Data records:
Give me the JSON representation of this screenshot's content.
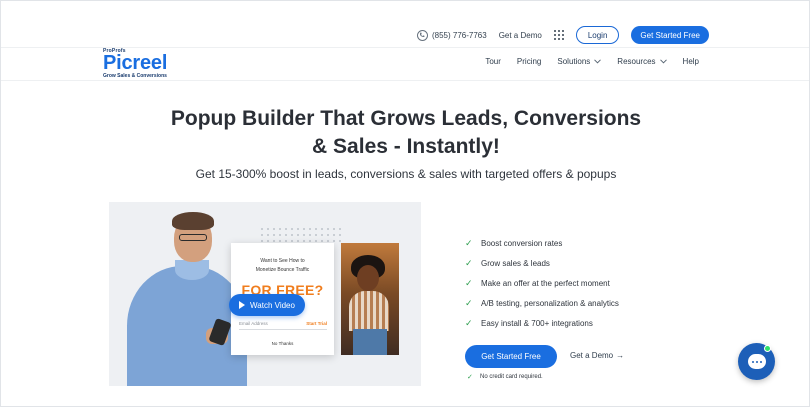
{
  "topbar": {
    "phone": "(855) 776-7763",
    "demo_link": "Get a Demo",
    "login_label": "Login",
    "get_started_label": "Get Started Free"
  },
  "logo": {
    "small_text": "ProProfs",
    "main_text": "Picreel",
    "tagline": "Grow Sales & Conversions"
  },
  "nav": {
    "items": [
      {
        "label": "Tour"
      },
      {
        "label": "Pricing"
      },
      {
        "label": "Solutions"
      },
      {
        "label": "Resources"
      },
      {
        "label": "Help"
      }
    ]
  },
  "hero": {
    "title_line1": "Popup Builder That Grows Leads, Conversions",
    "title_line2": "& Sales - Instantly!",
    "subtitle": "Get 15-300% boost in leads, conversions & sales with targeted offers & popups"
  },
  "illustration": {
    "popup_line1": "Want to See How to",
    "popup_line2": "Monetize Bounce Traffic",
    "popup_offer": "FOR FREE?",
    "popup_email_placeholder": "Email Address",
    "popup_start_label": "Start Trial",
    "popup_dismiss": "No Thanks",
    "watch_video_label": "Watch Video"
  },
  "features": [
    "Boost conversion rates",
    "Grow sales & leads",
    "Make an offer at the perfect moment",
    "A/B testing, personalization & analytics",
    "Easy install & 700+ integrations"
  ],
  "cta": {
    "primary_label": "Get Started Free",
    "demo_label": "Get a Demo",
    "demo_arrow": "→",
    "note": "No credit card required."
  },
  "colors": {
    "accent": "#1a6ee0",
    "check": "#2e9e4f",
    "offer": "#f07d1d",
    "chat_online": "#2ee06a"
  }
}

— Aim of the exercise —
Produce an exact copy of each line of data, skipping embedded images.

— Response to the task —
Give me the JSON representation of this screenshot's content.
{
  "topbar": {
    "phone": "(855) 776-7763",
    "demo_link": "Get a Demo",
    "login_label": "Login",
    "get_started_label": "Get Started Free"
  },
  "logo": {
    "small_text": "ProProfs",
    "main_text": "Picreel",
    "tagline": "Grow Sales & Conversions"
  },
  "nav": {
    "items": [
      {
        "label": "Tour"
      },
      {
        "label": "Pricing"
      },
      {
        "label": "Solutions"
      },
      {
        "label": "Resources"
      },
      {
        "label": "Help"
      }
    ]
  },
  "hero": {
    "title_line1": "Popup Builder That Grows Leads, Conversions",
    "title_line2": "& Sales - Instantly!",
    "subtitle": "Get 15-300% boost in leads, conversions & sales with targeted offers & popups"
  },
  "illustration": {
    "popup_line1": "Want to See How to",
    "popup_line2": "Monetize Bounce Traffic",
    "popup_offer": "FOR FREE?",
    "popup_email_placeholder": "Email Address",
    "popup_start_label": "Start Trial",
    "popup_dismiss": "No Thanks",
    "watch_video_label": "Watch Video"
  },
  "features": [
    "Boost conversion rates",
    "Grow sales & leads",
    "Make an offer at the perfect moment",
    "A/B testing, personalization & analytics",
    "Easy install & 700+ integrations"
  ],
  "cta": {
    "primary_label": "Get Started Free",
    "demo_label": "Get a Demo",
    "demo_arrow": "→",
    "note": "No credit card required."
  },
  "colors": {
    "accent": "#1a6ee0",
    "check": "#2e9e4f",
    "offer": "#f07d1d",
    "chat_online": "#2ee06a"
  }
}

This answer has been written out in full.